--- START PROVIDED DATA ---

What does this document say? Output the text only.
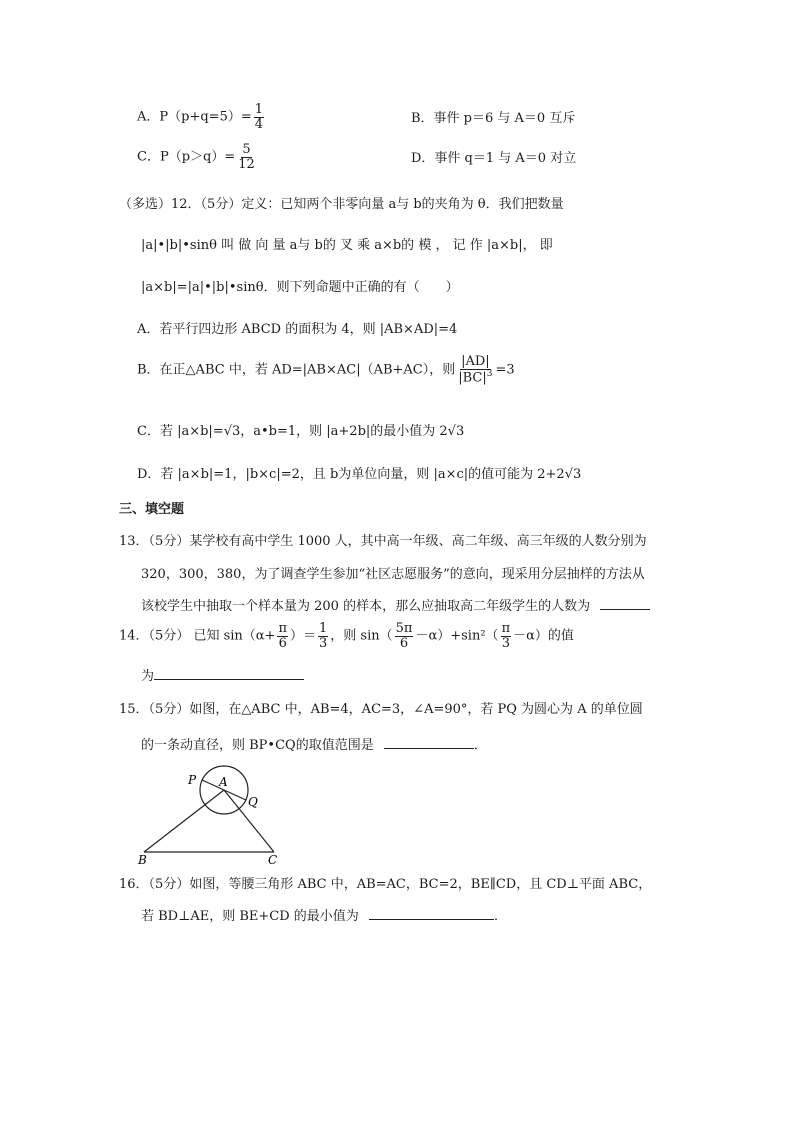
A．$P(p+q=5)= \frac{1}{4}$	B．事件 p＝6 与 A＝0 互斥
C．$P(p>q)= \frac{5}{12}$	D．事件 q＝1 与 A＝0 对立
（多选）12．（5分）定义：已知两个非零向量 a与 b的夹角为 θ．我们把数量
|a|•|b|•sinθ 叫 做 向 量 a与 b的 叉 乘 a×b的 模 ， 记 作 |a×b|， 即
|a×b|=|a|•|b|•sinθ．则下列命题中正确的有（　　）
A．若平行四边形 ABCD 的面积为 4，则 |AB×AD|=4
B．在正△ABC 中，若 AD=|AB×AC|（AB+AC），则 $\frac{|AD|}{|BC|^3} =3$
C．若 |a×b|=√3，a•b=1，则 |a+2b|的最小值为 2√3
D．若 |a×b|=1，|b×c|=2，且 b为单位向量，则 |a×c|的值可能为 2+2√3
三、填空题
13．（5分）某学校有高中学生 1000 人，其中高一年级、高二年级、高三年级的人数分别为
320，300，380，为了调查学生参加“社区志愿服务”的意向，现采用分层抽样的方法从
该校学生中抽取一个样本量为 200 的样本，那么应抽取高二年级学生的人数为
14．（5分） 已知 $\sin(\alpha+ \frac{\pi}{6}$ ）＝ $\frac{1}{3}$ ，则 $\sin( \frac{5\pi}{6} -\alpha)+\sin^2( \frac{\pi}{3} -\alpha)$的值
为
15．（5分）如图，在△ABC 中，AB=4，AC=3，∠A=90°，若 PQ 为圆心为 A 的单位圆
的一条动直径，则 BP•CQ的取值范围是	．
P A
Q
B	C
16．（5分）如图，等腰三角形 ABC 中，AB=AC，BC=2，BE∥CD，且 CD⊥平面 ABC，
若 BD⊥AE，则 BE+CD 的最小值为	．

--- END PROVIDED DATA ---
--- START PROVIDED DATA ---

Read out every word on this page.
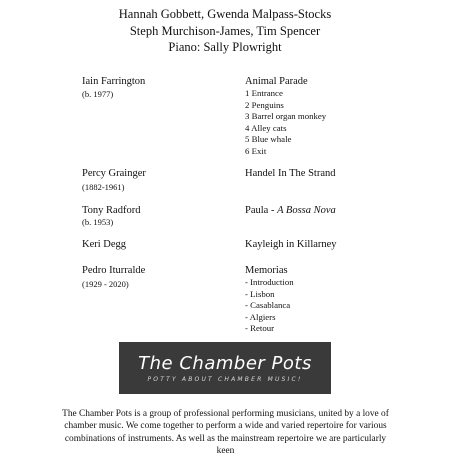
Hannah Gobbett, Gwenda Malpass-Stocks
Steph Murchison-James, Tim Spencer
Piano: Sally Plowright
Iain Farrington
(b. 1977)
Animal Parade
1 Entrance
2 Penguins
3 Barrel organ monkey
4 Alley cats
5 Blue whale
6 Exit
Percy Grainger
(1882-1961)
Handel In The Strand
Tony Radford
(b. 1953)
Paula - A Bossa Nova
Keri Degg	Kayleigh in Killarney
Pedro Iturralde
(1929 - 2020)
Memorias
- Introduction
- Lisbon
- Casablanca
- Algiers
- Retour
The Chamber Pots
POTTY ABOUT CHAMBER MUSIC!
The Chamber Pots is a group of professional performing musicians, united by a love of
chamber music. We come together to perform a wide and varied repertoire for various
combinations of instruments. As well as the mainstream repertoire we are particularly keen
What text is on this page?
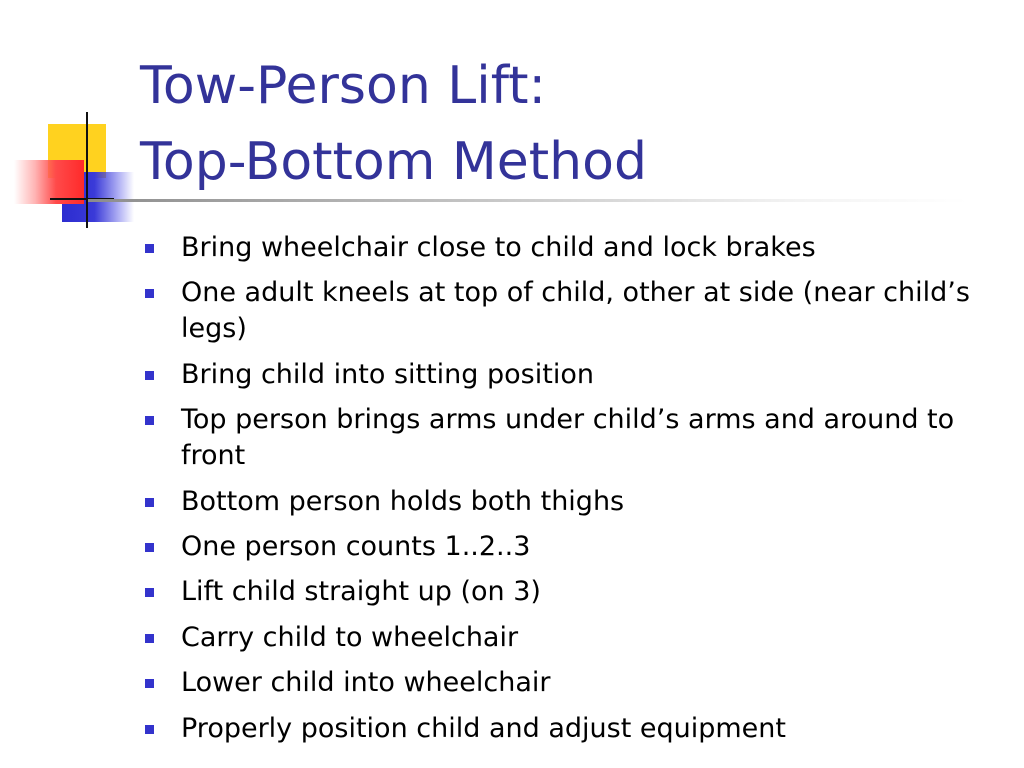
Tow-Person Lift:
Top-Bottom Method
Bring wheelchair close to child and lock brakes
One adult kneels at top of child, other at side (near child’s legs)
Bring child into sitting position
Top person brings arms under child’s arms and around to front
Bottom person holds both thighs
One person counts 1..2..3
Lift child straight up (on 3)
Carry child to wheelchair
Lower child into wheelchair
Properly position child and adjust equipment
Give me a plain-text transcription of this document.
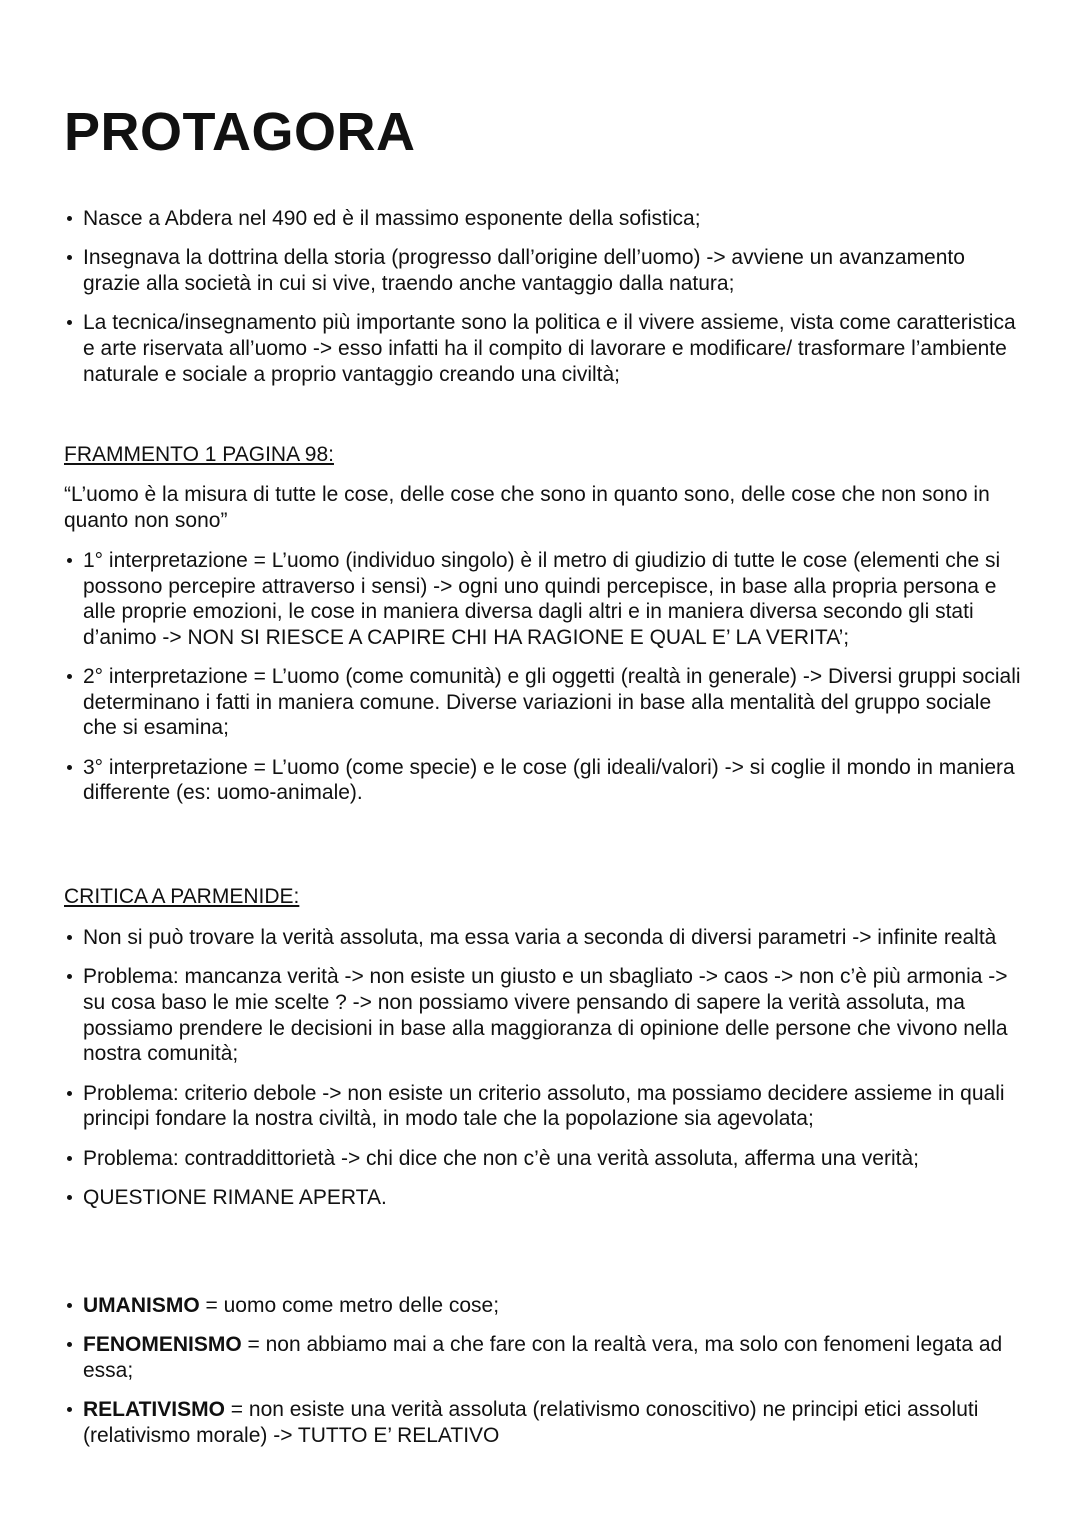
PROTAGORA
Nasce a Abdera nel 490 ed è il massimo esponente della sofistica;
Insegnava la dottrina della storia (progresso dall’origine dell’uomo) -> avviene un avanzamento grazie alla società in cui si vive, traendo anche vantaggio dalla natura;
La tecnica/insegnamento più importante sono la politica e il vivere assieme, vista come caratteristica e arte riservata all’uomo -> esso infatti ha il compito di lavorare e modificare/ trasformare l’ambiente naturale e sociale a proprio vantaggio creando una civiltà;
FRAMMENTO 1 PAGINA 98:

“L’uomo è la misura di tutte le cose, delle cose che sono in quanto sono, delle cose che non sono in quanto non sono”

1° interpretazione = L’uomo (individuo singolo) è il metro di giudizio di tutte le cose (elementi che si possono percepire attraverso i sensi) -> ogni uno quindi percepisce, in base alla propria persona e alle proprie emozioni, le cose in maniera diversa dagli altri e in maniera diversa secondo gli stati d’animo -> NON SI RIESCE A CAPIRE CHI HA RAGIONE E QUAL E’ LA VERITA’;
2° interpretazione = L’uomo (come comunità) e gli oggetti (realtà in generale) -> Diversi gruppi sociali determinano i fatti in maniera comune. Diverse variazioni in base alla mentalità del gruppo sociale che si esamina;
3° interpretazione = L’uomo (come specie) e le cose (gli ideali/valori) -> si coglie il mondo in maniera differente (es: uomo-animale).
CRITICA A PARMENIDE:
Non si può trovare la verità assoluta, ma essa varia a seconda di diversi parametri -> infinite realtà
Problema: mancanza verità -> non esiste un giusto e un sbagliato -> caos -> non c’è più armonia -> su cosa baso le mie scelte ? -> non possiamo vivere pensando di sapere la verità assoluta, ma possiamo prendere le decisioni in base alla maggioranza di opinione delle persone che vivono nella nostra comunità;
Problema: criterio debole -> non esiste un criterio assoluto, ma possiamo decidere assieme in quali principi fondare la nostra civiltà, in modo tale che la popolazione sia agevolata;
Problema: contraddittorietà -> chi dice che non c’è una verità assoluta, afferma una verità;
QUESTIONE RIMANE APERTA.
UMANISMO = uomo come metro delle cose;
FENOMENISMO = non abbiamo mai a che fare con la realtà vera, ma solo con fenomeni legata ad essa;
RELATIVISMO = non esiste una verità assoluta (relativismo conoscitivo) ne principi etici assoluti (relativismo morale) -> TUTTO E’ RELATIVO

--- END PROVIDED DATA ---
--- START PROVIDED DATA ---

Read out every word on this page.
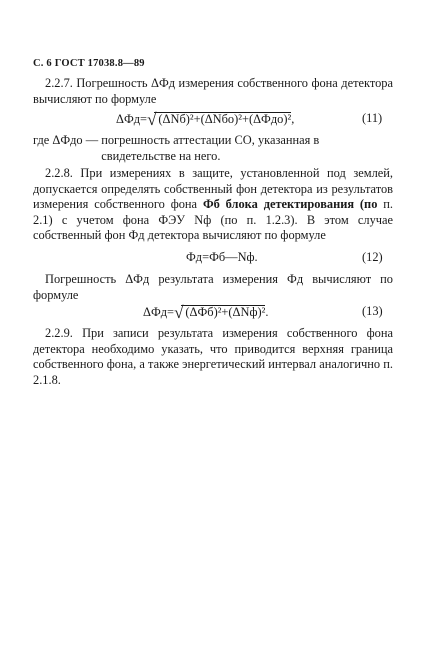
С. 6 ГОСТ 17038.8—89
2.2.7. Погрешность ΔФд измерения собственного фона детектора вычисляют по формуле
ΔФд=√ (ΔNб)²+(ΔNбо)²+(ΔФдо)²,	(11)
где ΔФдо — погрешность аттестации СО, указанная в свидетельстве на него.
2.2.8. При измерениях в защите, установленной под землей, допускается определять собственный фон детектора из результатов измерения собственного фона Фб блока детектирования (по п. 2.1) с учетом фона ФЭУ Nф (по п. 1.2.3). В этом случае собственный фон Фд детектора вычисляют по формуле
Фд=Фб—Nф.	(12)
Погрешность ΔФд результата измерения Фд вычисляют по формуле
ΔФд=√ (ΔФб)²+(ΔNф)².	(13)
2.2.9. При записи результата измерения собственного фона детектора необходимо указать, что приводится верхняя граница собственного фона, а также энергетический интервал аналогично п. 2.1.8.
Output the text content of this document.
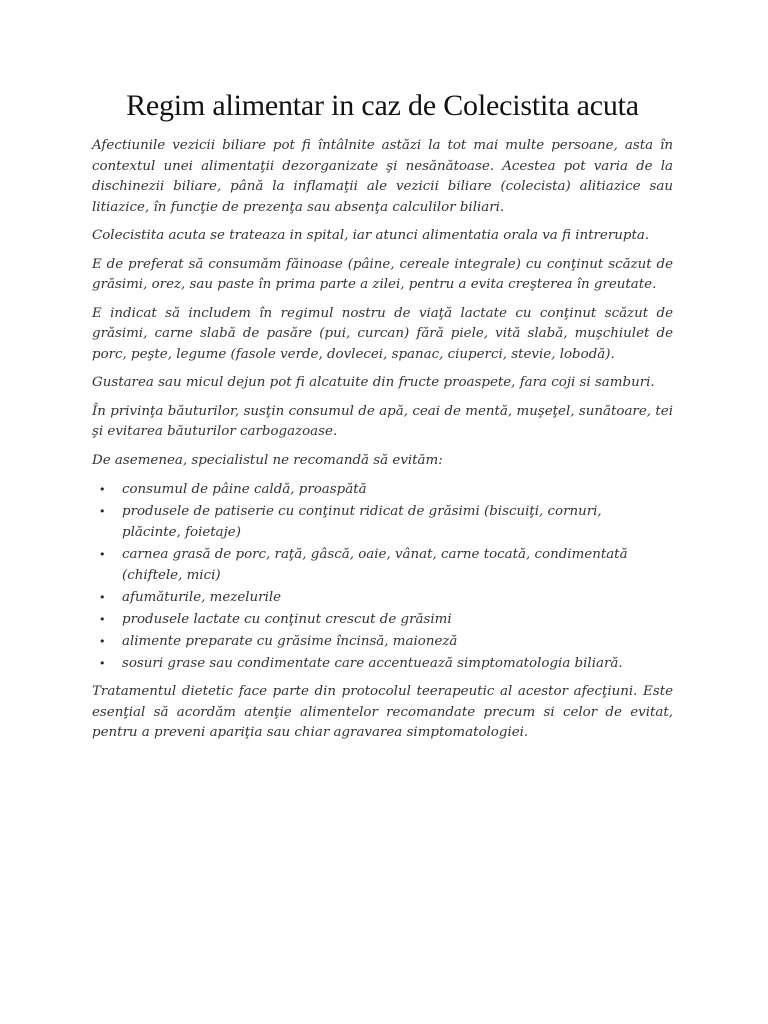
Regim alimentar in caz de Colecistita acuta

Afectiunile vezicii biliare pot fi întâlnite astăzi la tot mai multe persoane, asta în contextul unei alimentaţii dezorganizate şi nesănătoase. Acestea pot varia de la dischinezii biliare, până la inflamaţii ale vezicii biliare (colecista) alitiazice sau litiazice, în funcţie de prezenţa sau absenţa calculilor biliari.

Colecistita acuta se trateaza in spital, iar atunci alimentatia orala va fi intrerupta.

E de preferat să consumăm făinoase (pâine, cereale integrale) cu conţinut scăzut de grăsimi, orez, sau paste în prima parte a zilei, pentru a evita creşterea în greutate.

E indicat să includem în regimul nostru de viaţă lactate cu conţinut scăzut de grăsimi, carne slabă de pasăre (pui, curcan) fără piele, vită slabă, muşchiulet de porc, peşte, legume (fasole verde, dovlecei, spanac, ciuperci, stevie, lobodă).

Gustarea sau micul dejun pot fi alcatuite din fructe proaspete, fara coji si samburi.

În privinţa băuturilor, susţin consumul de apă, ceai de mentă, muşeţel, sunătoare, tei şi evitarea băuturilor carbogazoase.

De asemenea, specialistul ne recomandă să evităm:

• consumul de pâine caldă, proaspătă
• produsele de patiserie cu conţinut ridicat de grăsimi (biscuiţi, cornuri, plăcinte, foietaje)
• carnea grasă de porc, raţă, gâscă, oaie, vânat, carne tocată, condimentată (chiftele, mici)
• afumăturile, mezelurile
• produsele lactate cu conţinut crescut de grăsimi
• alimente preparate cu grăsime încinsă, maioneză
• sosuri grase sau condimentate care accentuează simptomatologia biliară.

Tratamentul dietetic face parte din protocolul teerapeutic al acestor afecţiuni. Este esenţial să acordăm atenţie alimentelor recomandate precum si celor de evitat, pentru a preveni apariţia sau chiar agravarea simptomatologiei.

--- END PROVIDED DATA ---

Which lines hold the word "What"? Copy all of them.

What does this document say? Output the text only.
What text is on this page?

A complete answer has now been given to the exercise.